**Exercise details:**
Using the records below, locate all lines containing "color" and return them.

**Given records:**

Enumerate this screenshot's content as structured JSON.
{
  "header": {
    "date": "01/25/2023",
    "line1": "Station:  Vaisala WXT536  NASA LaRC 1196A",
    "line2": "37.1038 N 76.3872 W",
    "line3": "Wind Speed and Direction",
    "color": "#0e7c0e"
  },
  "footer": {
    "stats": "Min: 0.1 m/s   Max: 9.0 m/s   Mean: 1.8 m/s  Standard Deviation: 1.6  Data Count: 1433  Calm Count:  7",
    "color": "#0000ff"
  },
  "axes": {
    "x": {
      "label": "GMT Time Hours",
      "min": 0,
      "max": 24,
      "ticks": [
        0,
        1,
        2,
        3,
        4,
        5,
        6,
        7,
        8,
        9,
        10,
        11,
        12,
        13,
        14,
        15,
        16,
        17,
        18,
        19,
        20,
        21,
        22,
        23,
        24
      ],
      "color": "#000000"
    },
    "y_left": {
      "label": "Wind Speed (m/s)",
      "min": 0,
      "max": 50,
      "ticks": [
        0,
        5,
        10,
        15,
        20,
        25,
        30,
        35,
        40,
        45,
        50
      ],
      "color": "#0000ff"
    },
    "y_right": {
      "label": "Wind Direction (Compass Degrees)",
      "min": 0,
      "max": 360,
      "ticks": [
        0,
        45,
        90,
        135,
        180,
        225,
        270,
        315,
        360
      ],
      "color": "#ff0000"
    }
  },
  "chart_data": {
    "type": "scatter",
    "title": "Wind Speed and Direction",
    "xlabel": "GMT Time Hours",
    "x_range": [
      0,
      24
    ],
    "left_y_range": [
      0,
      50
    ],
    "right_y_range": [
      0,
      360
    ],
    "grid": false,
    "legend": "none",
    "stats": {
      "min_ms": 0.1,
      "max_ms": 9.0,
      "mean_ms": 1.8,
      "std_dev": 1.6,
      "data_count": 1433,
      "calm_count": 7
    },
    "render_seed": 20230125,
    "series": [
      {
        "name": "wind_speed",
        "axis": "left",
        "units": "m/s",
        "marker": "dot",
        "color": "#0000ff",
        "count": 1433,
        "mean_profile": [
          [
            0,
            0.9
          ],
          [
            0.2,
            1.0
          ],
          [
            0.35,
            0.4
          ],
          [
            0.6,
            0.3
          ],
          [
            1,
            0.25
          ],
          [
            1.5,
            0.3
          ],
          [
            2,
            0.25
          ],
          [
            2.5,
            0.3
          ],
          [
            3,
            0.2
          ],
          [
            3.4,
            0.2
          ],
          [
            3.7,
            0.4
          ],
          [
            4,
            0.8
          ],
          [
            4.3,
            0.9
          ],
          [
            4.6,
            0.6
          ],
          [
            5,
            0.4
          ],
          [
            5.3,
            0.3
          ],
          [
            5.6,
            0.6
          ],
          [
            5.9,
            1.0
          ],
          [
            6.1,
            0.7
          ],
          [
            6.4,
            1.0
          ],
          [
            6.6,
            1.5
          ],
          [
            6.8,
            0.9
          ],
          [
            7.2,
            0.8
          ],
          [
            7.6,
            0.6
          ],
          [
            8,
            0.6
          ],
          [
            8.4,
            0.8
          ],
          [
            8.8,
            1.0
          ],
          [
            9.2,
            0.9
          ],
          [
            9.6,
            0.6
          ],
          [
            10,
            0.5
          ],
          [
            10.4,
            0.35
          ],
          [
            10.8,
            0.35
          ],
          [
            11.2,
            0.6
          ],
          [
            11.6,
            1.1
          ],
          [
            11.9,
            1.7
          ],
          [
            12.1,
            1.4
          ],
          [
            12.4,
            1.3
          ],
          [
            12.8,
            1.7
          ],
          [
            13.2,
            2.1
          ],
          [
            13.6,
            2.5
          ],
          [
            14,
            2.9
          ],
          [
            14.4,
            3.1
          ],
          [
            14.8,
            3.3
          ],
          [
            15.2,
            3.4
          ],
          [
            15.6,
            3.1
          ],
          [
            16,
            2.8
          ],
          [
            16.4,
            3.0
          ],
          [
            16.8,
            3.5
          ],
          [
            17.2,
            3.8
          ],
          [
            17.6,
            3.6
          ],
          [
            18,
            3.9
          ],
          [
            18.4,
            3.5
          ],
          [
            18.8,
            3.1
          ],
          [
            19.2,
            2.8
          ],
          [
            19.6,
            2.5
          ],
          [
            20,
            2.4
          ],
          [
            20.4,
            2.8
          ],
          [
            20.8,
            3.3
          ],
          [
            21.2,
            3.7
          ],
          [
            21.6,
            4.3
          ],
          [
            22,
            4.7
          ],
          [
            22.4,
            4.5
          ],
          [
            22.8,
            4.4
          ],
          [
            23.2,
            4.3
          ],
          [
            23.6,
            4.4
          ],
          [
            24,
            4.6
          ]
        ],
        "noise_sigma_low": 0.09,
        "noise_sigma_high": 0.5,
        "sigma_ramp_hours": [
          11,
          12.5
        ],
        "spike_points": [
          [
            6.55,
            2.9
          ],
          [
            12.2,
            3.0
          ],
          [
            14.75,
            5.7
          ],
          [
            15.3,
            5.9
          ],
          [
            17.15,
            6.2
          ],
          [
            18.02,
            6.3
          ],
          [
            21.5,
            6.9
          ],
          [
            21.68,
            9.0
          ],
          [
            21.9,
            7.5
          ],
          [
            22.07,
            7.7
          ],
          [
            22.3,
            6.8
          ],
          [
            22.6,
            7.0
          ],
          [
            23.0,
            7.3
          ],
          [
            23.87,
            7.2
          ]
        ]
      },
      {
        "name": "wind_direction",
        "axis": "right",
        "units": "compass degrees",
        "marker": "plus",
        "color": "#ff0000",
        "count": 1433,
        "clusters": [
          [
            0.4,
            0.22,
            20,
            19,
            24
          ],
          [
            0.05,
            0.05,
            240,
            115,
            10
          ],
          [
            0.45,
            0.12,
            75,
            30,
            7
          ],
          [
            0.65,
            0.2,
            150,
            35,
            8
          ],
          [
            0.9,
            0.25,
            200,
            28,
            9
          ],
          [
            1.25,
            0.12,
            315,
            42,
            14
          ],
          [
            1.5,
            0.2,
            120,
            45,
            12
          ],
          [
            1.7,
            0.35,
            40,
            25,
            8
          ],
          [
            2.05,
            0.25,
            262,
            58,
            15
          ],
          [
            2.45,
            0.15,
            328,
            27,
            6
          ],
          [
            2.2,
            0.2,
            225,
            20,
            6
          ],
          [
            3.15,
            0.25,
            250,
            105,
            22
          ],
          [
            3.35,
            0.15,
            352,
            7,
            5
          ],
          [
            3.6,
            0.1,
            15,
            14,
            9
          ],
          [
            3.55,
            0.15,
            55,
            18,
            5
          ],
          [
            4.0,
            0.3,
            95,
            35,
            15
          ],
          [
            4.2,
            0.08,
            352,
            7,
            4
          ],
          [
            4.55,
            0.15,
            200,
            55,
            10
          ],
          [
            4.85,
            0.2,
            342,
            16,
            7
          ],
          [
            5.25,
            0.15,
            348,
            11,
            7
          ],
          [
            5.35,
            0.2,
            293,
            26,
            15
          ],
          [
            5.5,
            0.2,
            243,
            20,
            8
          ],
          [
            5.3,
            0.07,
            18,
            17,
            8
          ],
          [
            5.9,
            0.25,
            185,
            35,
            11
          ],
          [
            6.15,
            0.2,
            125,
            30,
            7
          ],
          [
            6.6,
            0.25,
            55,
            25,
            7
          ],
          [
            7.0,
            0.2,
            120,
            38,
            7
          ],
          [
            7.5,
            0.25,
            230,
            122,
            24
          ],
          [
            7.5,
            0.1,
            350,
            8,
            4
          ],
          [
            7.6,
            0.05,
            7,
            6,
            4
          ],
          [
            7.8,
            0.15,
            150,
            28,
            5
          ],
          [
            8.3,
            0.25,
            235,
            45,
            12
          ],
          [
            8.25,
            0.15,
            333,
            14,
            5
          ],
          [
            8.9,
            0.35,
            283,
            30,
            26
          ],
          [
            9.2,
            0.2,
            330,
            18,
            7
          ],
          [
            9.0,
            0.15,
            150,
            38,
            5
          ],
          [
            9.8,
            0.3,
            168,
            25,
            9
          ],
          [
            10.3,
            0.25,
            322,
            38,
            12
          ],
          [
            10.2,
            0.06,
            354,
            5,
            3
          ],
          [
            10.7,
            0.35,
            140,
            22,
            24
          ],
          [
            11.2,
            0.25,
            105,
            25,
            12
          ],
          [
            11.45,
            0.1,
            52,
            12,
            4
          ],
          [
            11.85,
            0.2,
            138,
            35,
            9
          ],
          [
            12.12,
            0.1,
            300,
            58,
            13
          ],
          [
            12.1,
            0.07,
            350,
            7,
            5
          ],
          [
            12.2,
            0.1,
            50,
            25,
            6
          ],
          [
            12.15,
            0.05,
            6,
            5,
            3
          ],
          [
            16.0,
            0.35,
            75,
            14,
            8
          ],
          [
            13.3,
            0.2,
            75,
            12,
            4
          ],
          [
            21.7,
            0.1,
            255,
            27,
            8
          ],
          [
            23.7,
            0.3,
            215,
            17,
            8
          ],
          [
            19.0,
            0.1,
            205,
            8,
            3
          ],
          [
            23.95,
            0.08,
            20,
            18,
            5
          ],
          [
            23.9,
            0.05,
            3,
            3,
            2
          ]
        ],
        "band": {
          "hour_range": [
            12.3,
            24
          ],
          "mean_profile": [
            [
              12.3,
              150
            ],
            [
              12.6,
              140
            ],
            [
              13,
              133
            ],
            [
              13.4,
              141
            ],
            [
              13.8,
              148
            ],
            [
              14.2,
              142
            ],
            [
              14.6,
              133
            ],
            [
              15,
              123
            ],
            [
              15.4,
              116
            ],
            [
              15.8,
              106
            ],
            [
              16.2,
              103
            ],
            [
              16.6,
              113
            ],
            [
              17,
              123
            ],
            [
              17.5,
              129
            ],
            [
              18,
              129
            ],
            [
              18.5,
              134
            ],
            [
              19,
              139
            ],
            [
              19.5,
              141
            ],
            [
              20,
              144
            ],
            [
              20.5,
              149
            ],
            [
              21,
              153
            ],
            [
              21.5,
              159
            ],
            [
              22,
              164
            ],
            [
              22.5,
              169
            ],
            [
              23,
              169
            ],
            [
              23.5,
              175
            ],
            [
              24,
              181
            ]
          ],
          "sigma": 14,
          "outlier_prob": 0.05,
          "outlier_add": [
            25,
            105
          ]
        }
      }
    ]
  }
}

**Result of this task:**
    "color": "#0e7c0e"
    "color": "#0000ff"
      "color": "#000000"
      "color": "#0000ff"
      "color": "#ff0000"
        "color": "#0000ff",
        "color": "#ff0000",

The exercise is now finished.